--- Begin Record excerpts ---

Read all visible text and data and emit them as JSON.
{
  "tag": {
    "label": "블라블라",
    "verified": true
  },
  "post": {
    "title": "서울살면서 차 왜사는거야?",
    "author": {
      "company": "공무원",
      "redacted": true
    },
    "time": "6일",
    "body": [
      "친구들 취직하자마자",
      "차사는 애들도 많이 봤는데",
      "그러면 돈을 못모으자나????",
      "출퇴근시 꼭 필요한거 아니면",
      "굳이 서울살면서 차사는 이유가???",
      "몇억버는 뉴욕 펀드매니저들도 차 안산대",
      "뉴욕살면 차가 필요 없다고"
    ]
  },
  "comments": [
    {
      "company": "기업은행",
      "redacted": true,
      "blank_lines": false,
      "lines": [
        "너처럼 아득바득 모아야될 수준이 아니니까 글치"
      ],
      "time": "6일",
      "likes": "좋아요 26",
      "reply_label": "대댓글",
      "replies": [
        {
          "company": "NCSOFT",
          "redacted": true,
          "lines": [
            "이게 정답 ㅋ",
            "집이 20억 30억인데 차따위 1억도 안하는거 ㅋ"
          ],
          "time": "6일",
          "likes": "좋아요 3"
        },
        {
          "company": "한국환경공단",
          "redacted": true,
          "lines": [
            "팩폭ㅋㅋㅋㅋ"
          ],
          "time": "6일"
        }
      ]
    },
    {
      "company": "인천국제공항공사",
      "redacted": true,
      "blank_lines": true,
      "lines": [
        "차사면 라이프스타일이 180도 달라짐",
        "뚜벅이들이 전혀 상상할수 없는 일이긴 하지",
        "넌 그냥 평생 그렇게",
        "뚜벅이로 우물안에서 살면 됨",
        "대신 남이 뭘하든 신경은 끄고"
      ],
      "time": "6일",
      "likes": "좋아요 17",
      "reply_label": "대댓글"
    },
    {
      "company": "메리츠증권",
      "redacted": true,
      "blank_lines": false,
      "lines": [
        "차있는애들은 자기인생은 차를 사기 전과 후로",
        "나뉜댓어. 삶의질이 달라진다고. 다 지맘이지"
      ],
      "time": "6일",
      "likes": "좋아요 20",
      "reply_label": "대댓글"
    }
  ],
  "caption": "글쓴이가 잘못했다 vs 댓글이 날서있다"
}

--- End Record excerpts ---

To do
For the data above, state how many lines contain "likes"; the number is the whole answer.

Solved exercise
4